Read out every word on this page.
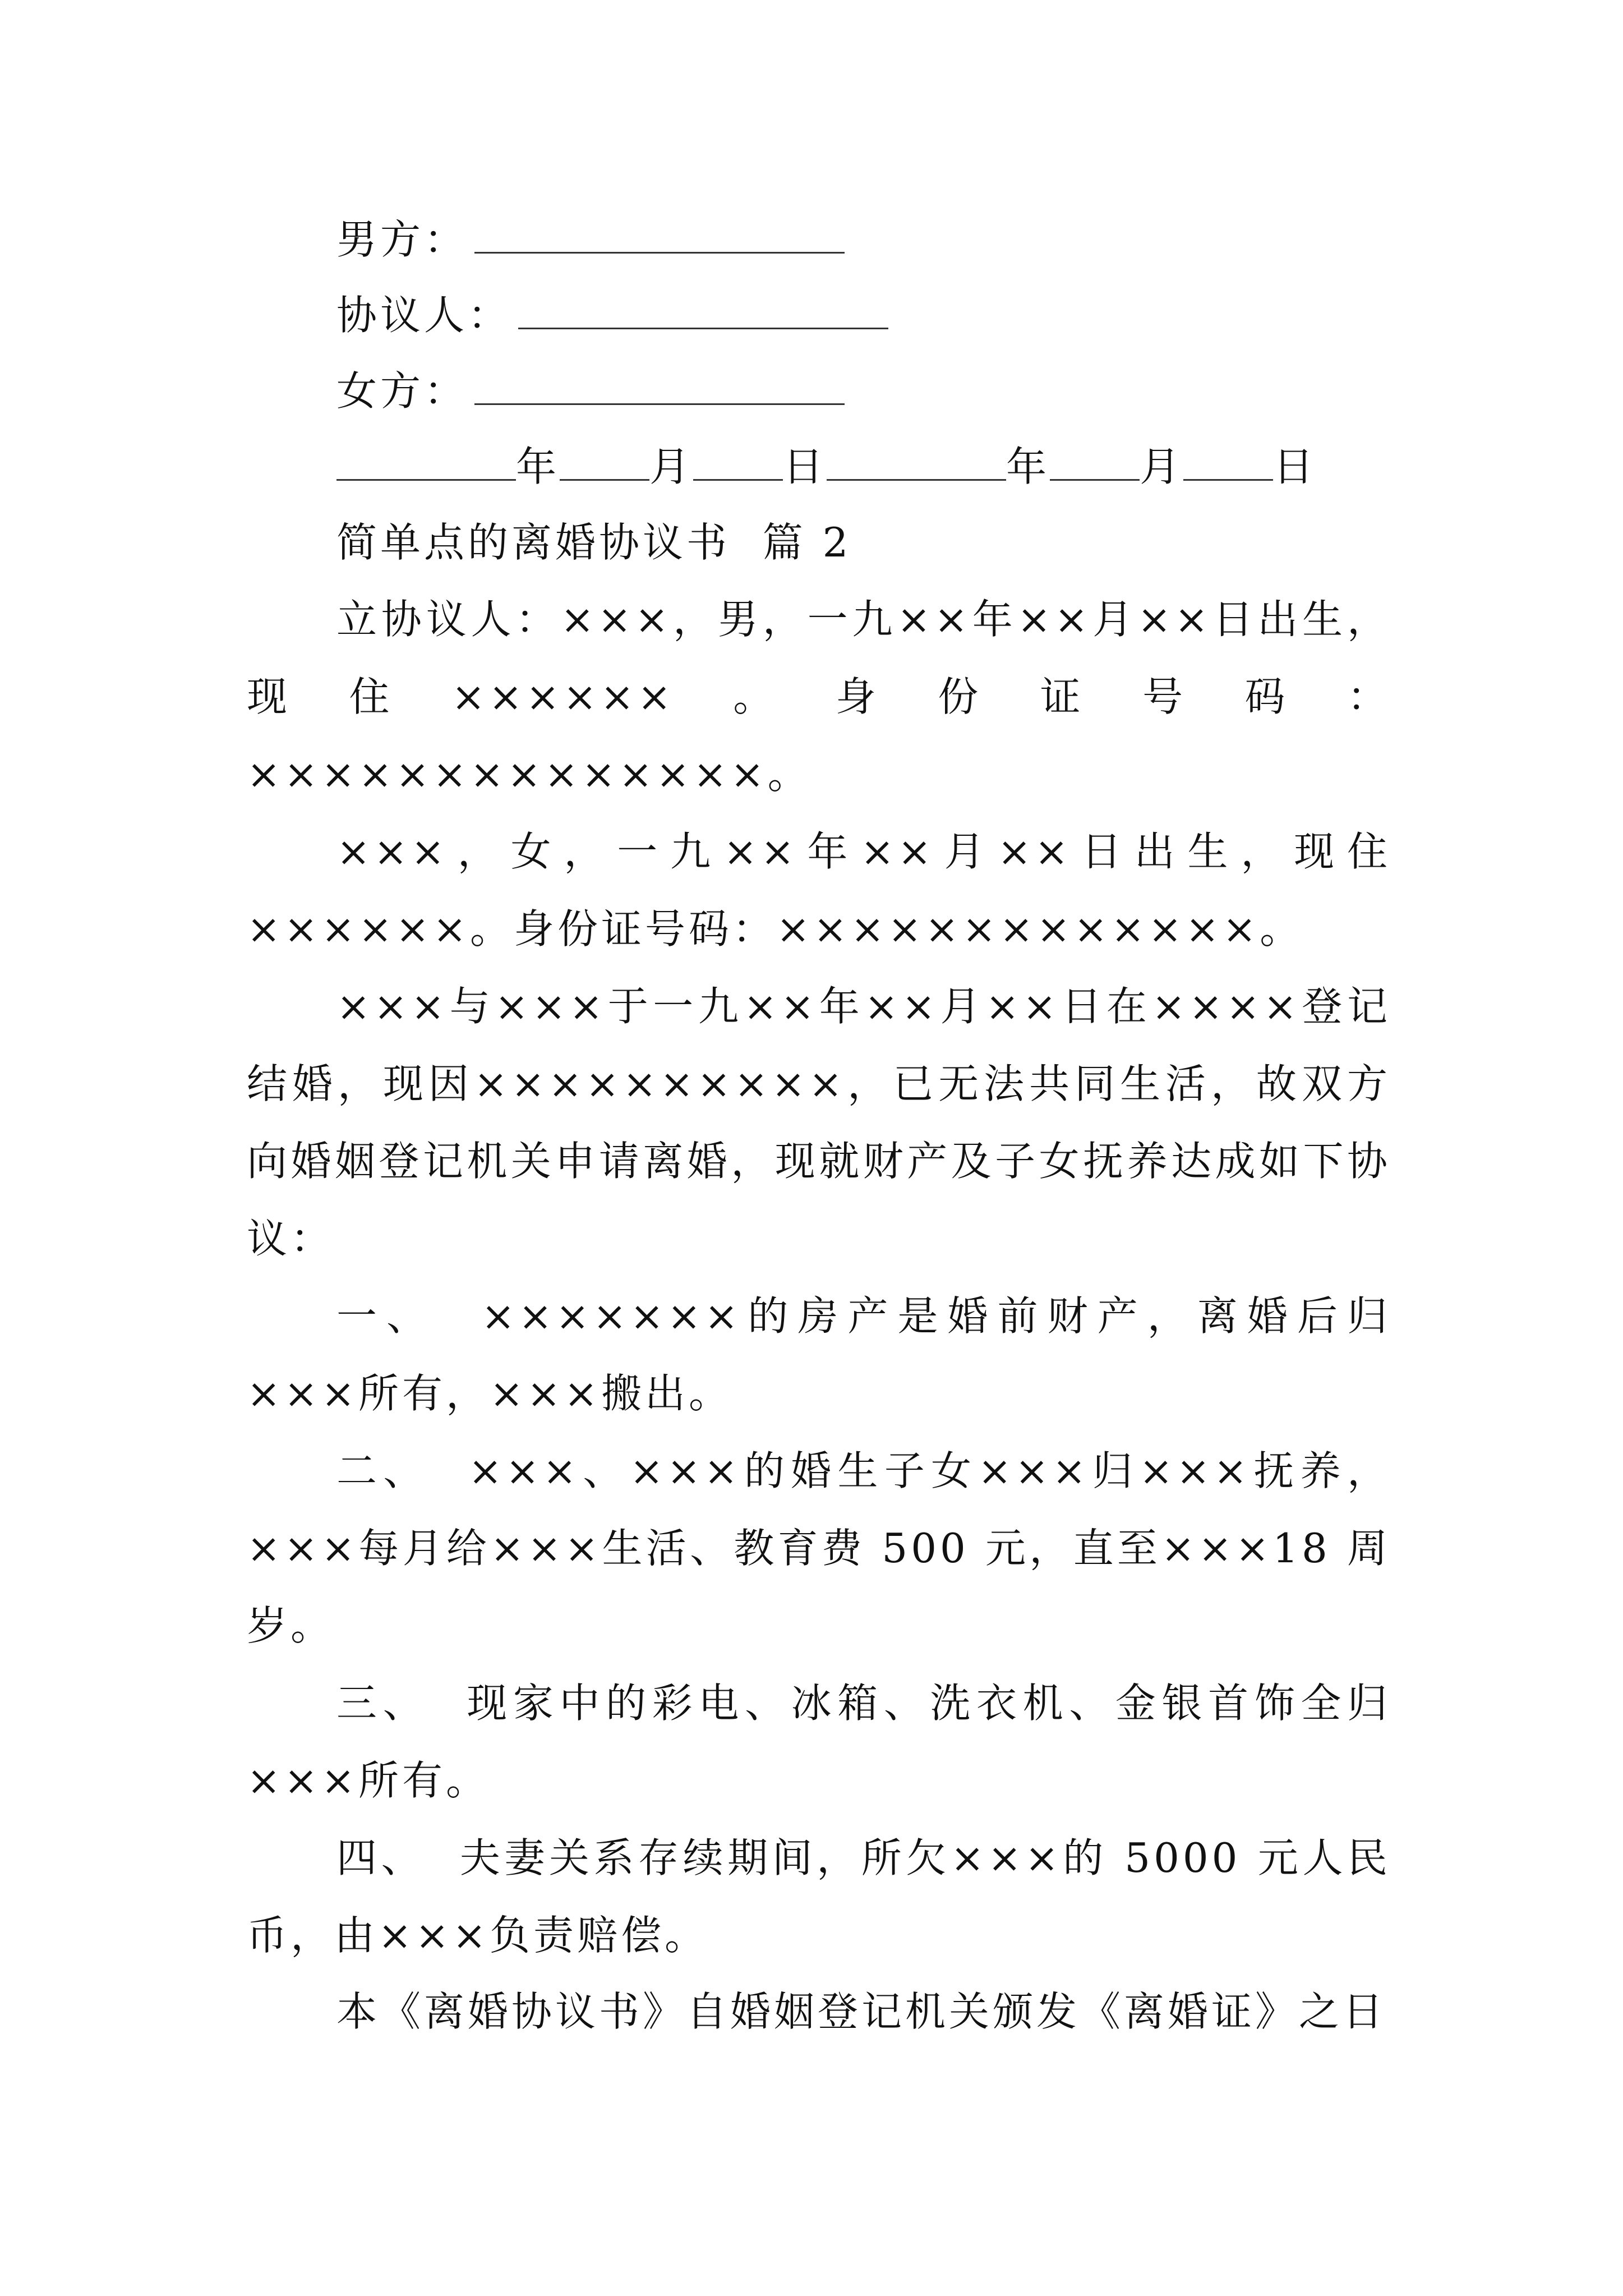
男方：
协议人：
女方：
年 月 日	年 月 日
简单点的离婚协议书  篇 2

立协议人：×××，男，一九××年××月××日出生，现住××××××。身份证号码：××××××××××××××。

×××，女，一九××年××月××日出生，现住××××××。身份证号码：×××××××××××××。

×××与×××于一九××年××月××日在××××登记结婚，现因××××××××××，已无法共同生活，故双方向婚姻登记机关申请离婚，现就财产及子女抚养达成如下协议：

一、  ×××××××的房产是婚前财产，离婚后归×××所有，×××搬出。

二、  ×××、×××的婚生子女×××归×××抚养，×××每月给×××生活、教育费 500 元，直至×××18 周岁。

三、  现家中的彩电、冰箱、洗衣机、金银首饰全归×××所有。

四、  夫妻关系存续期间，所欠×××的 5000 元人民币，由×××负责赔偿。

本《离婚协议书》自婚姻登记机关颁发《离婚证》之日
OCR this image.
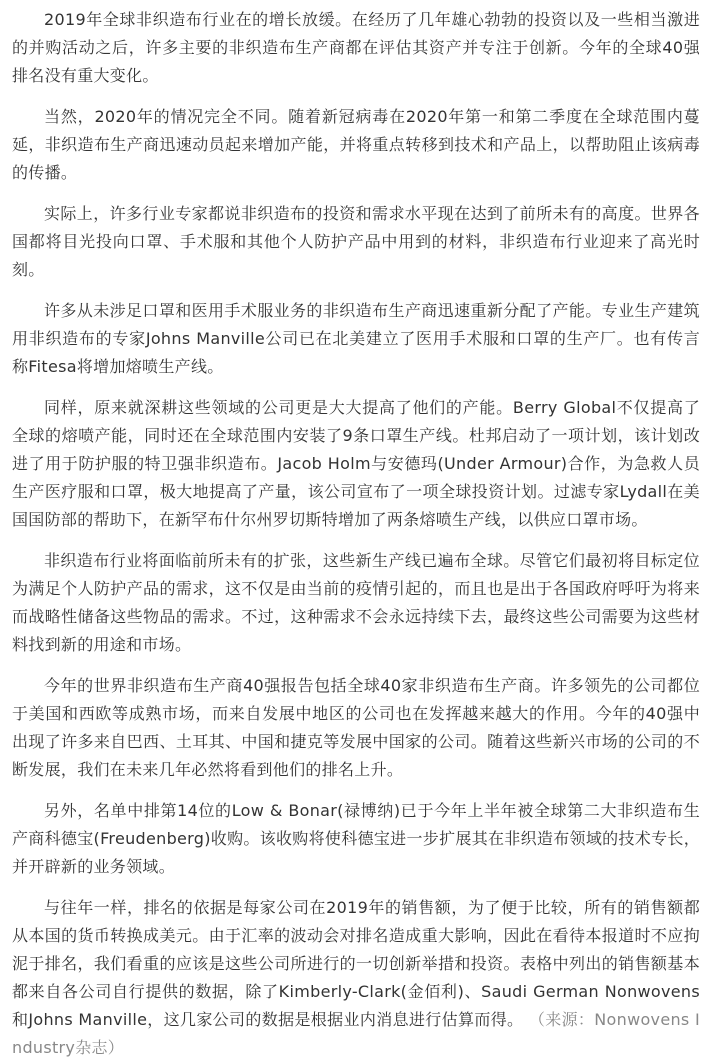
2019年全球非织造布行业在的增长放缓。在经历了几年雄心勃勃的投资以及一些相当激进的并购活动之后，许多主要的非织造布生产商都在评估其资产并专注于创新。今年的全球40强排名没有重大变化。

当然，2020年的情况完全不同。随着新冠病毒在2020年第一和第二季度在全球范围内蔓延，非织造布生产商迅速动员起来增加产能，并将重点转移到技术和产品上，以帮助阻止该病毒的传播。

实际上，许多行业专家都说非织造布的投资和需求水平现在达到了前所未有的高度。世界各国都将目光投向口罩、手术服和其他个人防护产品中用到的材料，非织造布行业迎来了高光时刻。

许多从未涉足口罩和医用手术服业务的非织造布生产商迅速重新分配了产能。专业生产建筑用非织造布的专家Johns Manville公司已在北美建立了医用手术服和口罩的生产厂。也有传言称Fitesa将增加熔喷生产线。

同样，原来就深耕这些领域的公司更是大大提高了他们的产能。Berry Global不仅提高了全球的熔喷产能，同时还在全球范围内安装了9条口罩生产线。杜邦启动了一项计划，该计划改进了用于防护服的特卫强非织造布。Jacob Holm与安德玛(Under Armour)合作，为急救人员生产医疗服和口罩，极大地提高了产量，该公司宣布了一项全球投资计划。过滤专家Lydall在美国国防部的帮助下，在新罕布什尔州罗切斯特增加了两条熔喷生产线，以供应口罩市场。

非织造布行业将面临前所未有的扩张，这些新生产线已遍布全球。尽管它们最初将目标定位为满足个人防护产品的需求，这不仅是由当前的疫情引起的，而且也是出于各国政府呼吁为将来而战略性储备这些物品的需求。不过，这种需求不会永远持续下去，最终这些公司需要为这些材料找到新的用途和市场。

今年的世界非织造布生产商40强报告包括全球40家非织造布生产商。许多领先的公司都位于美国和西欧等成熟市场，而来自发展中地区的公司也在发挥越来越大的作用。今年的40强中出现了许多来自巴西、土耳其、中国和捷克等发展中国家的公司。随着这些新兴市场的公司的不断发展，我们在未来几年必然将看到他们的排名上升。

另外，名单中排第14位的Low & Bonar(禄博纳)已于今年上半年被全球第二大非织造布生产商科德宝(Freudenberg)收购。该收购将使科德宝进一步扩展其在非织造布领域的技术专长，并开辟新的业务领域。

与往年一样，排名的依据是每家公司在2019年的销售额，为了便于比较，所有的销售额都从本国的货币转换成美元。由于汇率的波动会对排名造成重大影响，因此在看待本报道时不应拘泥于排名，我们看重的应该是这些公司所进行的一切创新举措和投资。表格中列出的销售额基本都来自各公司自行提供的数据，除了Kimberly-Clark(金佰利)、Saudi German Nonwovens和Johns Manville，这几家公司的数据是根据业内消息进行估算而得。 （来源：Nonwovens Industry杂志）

========================================================================

#### [Problem to solve]
Repeat the line containing "OCR this image." and every line after it up to the end of the material above, exactly as they stand, minus the pictures.

#### [Problem solution]
OCR this image.
2019年全球非织造布行业在的增长放缓。在经历了几年雄心勃勃的投资以及一些相当激进的并购活动之后，许多主要的非织造布生产商都在评估其资产并专注于创新。今年的全球40强排名没有重大变化。

当然，2020年的情况完全不同。随着新冠病毒在2020年第一和第二季度在全球范围内蔓延，非织造布生产商迅速动员起来增加产能，并将重点转移到技术和产品上，以帮助阻止该病毒的传播。

实际上，许多行业专家都说非织造布的投资和需求水平现在达到了前所未有的高度。世界各国都将目光投向口罩、手术服和其他个人防护产品中用到的材料，非织造布行业迎来了高光时刻。

许多从未涉足口罩和医用手术服业务的非织造布生产商迅速重新分配了产能。专业生产建筑用非织造布的专家Johns Manville公司已在北美建立了医用手术服和口罩的生产厂。也有传言称Fitesa将增加熔喷生产线。

同样，原来就深耕这些领域的公司更是大大提高了他们的产能。Berry Global不仅提高了全球的熔喷产能，同时还在全球范围内安装了9条口罩生产线。杜邦启动了一项计划，该计划改进了用于防护服的特卫强非织造布。Jacob Holm与安德玛(Under Armour)合作，为急救人员生产医疗服和口罩，极大地提高了产量，该公司宣布了一项全球投资计划。过滤专家Lydall在美国国防部的帮助下，在新罕布什尔州罗切斯特增加了两条熔喷生产线，以供应口罩市场。

非织造布行业将面临前所未有的扩张，这些新生产线已遍布全球。尽管它们最初将目标定位为满足个人防护产品的需求，这不仅是由当前的疫情引起的，而且也是出于各国政府呼吁为将来而战略性储备这些物品的需求。不过，这种需求不会永远持续下去，最终这些公司需要为这些材料找到新的用途和市场。

今年的世界非织造布生产商40强报告包括全球40家非织造布生产商。许多领先的公司都位于美国和西欧等成熟市场，而来自发展中地区的公司也在发挥越来越大的作用。今年的40强中出现了许多来自巴西、土耳其、中国和捷克等发展中国家的公司。随着这些新兴市场的公司的不断发展，我们在未来几年必然将看到他们的排名上升。

另外，名单中排第14位的Low & Bonar(禄博纳)已于今年上半年被全球第二大非织造布生产商科德宝(Freudenberg)收购。该收购将使科德宝进一步扩展其在非织造布领域的技术专长，并开辟新的业务领域。

与往年一样，排名的依据是每家公司在2019年的销售额，为了便于比较，所有的销售额都从本国的货币转换成美元。由于汇率的波动会对排名造成重大影响，因此在看待本报道时不应拘泥于排名，我们看重的应该是这些公司所进行的一切创新举措和投资。表格中列出的销售额基本都来自各公司自行提供的数据，除了Kimberly-Clark(金佰利)、Saudi German Nonwovens和Johns Manville，这几家公司的数据是根据业内消息进行估算而得。 （来源：Nonwovens Industry杂志）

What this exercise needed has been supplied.